··· Document

But at least two things happened in that interview that moderated my skepticism. I lay them out below.

I don't go into such interviews planning to test whether the network is biased. I go in, rather, with the main points I want to make and always with the goal of communicating truthful and important things clearly.

So I didn't purposely plan two things that I want to highlight here that I said about Cuba and the Castros. They told me in advance that they wanted to talk about that, but the main thing I prepared for, given what I had written that they seemed to have read, was about the U.S. embargo on Cuba.

1. "My big hope, frankly, is that he'll [Raul Castro will] die and that he'll die soon." (15:40 point)
Although I didn't go on the show planning to say this, it came to me. Obviously RT kept it. Why do I find this interesting? Because for decades the Castro regime was an ally of the Soviets. So for RT to keep this line in which I call for the death of a Soviet ally is a good sign. Granted that the Soviet Union no longer exists. But Russia does. And Vladimir Putin runs the executive branch of the Russian government. Recall that Putin said that "the collapse of the Soviet Union was a major geopolitical disaster of the century." So it's encouraging that the RT producer thought she could keep this pretty negative comment on a previous Soviet ally.

······

◆ **To be done**:
A) Reproduce the listing verbatim, beginning at its first line and stopping after the line that contains "staticText: 客单价 <box>823 939 934 986</box>".
B) Write the next part of the passage about the RT interview on Cuba and the Castros, picking up after its final sentence.

··· Data entries

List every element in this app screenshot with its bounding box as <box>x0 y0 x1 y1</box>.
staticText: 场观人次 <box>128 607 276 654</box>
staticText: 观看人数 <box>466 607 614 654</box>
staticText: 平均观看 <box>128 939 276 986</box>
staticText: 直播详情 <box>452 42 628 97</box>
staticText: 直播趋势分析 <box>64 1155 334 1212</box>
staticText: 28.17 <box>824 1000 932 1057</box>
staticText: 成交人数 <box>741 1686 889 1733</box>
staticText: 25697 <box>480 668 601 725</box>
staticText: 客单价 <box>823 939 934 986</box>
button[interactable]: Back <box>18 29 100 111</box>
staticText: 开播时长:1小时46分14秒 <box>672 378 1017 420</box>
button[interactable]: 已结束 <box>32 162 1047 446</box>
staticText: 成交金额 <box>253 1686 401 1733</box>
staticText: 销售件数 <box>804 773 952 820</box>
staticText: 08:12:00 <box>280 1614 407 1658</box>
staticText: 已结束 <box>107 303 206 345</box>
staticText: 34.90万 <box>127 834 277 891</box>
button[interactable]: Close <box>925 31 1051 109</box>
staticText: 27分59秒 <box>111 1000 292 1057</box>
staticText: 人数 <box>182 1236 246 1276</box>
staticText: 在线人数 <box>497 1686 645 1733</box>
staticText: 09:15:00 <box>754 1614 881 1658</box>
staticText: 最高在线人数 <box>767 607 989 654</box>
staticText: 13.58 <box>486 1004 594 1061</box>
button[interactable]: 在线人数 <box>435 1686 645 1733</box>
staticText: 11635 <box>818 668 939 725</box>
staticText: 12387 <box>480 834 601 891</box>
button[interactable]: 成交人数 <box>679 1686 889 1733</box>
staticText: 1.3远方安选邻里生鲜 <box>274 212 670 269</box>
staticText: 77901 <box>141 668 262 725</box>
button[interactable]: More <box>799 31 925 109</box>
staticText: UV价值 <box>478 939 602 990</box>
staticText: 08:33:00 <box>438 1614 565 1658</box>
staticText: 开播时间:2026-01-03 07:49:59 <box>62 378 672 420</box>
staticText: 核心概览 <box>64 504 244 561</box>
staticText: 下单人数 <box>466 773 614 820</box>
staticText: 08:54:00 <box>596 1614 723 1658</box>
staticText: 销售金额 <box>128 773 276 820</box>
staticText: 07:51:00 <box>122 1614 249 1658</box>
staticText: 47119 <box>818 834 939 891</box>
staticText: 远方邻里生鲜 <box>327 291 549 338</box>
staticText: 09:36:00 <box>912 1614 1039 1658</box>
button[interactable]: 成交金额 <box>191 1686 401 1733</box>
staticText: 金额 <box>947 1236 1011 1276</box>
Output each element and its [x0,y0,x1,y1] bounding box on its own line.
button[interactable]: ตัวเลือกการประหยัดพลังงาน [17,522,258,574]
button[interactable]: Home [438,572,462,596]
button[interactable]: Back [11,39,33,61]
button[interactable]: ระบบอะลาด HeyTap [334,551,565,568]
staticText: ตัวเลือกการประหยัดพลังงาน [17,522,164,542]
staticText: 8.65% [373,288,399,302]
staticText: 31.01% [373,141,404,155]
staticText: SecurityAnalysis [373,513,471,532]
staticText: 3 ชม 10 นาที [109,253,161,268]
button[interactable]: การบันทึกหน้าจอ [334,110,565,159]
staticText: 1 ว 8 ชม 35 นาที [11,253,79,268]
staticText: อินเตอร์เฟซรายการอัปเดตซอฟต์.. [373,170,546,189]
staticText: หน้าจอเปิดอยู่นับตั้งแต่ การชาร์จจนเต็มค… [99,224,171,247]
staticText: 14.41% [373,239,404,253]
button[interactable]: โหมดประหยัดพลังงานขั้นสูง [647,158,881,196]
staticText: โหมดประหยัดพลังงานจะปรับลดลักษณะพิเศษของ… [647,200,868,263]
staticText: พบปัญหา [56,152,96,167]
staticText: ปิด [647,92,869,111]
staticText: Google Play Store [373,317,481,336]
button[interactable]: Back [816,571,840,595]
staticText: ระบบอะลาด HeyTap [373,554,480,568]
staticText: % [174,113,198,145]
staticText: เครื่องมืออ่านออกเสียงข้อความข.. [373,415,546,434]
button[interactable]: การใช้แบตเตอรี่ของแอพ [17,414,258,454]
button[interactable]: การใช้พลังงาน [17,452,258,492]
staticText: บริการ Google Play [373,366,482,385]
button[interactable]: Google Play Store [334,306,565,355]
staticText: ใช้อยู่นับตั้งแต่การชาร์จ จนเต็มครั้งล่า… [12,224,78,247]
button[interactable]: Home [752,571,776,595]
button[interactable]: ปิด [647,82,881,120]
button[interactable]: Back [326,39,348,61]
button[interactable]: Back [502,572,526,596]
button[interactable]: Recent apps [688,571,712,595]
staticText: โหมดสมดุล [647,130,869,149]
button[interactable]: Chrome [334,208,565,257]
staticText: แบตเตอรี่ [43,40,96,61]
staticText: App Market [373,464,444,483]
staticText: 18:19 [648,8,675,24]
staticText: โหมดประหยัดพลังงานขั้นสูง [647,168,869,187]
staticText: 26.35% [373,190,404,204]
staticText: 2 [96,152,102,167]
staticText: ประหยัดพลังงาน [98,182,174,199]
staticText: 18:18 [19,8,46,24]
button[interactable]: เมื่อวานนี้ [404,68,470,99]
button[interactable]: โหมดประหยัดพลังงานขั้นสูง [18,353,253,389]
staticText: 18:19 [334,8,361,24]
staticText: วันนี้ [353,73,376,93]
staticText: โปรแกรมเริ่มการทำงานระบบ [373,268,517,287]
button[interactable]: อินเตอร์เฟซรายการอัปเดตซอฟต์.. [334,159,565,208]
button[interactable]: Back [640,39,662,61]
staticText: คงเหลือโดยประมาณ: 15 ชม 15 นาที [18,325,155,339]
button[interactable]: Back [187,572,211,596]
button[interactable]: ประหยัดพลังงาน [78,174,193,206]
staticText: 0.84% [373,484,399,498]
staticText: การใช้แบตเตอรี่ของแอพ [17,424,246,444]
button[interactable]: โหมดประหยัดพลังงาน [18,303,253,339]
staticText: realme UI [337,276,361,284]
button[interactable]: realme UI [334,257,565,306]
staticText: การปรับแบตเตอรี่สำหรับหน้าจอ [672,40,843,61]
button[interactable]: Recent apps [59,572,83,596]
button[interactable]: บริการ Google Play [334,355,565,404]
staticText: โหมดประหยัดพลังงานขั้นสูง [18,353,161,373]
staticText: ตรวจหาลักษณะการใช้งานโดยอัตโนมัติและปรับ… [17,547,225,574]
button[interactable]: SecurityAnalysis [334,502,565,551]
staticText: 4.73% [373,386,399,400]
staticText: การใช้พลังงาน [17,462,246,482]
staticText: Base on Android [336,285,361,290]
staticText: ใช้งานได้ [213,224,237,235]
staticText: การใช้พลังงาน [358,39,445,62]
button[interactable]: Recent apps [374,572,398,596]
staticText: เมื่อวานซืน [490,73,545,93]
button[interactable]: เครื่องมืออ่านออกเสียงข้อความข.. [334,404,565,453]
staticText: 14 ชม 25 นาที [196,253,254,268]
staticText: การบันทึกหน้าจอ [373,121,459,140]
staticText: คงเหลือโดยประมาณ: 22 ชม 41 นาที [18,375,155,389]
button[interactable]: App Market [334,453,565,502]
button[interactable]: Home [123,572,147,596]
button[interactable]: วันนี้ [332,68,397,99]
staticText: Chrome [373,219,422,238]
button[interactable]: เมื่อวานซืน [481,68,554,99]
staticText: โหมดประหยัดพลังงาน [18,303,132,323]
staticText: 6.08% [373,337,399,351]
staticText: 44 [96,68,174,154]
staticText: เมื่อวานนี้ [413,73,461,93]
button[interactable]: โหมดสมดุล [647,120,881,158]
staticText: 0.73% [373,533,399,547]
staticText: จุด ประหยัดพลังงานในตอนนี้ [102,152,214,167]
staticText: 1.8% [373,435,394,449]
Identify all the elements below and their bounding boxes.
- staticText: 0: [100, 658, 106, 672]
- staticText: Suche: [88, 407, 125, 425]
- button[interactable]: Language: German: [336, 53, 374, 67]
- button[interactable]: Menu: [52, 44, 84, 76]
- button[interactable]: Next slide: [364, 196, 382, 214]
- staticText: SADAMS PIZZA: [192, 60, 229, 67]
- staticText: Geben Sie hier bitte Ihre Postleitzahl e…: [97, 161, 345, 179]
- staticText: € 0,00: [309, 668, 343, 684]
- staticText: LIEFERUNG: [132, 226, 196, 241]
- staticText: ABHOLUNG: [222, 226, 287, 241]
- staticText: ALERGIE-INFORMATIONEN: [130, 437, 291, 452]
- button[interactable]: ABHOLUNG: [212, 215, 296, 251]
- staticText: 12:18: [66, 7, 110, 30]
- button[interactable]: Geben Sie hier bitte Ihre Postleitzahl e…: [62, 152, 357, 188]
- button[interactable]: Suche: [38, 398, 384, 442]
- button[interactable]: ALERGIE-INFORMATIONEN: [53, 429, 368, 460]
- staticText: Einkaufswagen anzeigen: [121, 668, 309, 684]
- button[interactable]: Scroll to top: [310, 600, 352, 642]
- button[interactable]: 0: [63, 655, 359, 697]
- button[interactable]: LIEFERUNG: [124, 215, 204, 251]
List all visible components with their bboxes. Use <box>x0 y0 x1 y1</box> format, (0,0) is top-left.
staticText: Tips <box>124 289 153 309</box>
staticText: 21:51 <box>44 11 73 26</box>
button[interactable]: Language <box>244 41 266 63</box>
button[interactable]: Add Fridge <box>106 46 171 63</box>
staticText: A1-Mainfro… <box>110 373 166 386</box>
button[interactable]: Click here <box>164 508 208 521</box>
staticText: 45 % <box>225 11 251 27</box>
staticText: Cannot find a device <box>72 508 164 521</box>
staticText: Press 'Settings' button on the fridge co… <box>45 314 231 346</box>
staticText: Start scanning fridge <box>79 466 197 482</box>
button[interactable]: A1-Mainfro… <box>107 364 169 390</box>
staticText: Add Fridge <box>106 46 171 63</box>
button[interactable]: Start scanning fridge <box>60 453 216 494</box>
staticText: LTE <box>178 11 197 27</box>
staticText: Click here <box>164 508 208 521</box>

······

◆ **Task responses**:
A)
List every element in this app screenshot with its bounding box as <box>x0 y0 x1 y1</box>.
staticText: 场观人次 <box>128 607 276 654</box>
staticText: 观看人数 <box>466 607 614 654</box>
staticText: 平均观看 <box>128 939 276 986</box>
staticText: 直播详情 <box>452 42 628 97</box>
staticText: 直播趋势分析 <box>64 1155 334 1212</box>
staticText: 28.17 <box>824 1000 932 1057</box>
staticText: 成交人数 <box>741 1686 889 1733</box>
staticText: 25697 <box>480 668 601 725</box>
staticText: 客单价 <box>823 939 934 986</box>

B)
2. "The one chance they [the sanctions] had was in the early nineties when Cuba started losing those major subsidies from Russia, from the Soviet Union." (16:40)
Notice how my eyes bug out when I say "Russia." It's because I had a good thought, started to say it, and then realized that OMG, I'm implicitly saying something negative about Russia. But they kept it. Not only did they keep it, but also Ameera David, the host, didn't challenge me or contradict me. She let it go. Had I been on Sean Hannity's show on Fox News Channel and said something negative about someone Sean liked, there's no way he wouldn't have challenged me. So RT looks good by contrast. Either they liked what I said, or they didn't like what I said but felt compelled to keep it, or they had no opinion but thought that they should be faithful to their guest. Whichever of those it was, it's a good sign.

Also, notice that Ameera David asked me about chances for freer markets in Cuba, as if the implicit premise is that free markets and economic freedom are good.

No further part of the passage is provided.